[Figure record listings]
● ● ●
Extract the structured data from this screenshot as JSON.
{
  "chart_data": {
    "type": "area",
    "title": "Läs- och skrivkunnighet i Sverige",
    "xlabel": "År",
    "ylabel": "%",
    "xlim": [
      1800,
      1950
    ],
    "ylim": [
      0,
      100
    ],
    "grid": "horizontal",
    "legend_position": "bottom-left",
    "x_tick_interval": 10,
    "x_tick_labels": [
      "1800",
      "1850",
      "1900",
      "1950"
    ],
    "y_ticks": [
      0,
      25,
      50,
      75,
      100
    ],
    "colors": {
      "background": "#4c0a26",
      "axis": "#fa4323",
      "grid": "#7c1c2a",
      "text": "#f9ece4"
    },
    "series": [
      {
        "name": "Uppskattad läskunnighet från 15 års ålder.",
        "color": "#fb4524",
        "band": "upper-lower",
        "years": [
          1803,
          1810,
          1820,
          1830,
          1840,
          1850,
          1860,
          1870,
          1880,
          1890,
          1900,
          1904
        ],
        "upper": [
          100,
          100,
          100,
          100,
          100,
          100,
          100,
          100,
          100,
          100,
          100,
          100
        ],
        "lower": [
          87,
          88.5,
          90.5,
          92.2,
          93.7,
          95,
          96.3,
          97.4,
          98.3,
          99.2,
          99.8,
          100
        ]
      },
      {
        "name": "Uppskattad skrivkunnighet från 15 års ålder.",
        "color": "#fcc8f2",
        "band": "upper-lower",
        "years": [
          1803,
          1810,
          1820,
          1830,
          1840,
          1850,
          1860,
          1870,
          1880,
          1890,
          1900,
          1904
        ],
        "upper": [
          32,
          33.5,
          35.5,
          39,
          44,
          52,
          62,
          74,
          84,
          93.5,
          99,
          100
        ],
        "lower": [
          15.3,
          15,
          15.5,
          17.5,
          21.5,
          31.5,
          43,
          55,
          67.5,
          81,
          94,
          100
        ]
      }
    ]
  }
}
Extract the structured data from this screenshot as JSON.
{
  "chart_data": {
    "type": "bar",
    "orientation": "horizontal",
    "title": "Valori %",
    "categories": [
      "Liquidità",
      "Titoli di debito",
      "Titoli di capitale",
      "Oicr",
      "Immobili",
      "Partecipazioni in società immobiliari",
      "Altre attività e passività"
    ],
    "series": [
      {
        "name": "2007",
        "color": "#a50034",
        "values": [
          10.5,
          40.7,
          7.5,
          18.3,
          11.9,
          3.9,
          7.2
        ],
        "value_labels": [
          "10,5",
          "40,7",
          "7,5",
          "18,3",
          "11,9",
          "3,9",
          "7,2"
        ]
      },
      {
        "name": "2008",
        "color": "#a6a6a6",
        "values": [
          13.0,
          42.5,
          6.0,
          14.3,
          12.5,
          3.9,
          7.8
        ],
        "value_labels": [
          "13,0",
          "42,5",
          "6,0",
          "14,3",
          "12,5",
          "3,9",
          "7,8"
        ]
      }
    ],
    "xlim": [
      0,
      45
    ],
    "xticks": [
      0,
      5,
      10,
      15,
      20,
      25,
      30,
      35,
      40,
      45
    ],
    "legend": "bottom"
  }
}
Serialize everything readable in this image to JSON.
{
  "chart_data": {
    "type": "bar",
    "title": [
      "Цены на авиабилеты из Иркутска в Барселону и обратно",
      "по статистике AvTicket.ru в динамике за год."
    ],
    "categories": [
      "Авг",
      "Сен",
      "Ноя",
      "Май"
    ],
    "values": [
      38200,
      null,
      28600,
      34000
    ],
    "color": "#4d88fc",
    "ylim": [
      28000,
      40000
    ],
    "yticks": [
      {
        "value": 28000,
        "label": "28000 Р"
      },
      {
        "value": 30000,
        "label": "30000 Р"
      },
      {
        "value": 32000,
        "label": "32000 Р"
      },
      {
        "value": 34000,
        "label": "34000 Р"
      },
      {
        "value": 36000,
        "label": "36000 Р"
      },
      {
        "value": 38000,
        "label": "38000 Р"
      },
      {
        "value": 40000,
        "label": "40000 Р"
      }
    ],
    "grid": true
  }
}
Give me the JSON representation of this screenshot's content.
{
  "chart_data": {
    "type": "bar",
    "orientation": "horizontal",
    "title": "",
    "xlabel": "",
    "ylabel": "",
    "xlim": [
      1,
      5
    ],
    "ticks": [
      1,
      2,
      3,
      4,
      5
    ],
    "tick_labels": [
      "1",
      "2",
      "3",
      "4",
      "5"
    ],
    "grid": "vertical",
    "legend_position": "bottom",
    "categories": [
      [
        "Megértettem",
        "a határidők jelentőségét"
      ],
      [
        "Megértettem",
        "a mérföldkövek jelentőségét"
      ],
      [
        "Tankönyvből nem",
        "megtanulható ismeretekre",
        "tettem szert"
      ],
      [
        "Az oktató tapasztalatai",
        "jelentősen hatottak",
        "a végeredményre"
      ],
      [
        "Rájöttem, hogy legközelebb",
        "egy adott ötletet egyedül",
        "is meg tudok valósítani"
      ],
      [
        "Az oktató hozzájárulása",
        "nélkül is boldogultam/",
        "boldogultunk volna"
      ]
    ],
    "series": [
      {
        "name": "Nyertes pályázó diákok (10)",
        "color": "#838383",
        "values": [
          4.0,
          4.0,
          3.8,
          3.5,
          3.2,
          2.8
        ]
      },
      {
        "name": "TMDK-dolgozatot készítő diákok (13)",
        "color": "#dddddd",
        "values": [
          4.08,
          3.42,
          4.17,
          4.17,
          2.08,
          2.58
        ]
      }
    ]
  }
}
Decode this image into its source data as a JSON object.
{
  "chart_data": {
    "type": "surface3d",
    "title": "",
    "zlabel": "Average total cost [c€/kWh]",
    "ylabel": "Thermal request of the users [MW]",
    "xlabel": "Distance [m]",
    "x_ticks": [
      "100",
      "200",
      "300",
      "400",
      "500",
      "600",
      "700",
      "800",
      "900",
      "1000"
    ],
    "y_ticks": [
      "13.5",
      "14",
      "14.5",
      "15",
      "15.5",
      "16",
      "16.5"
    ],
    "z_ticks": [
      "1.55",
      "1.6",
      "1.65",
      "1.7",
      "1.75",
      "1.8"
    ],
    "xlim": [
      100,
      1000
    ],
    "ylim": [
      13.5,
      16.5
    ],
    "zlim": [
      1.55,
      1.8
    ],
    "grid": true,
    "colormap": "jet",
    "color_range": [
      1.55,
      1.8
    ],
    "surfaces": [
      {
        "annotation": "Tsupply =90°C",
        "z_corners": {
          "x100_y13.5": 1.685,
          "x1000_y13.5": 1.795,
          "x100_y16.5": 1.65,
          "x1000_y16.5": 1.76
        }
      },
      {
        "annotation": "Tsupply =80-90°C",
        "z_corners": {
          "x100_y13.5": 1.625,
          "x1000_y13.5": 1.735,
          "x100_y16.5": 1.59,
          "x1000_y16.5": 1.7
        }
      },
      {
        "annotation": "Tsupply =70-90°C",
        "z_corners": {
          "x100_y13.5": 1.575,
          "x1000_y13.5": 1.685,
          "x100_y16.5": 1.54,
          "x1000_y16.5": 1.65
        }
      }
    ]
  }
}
● ● ●
> **Job**
Search the lines for "ylabel". Copy each line that has it.

> **Solution for this problem**
    "ylabel": "%",
    "ylabel": "",
    "ylabel": "Thermal request of the users [MW]",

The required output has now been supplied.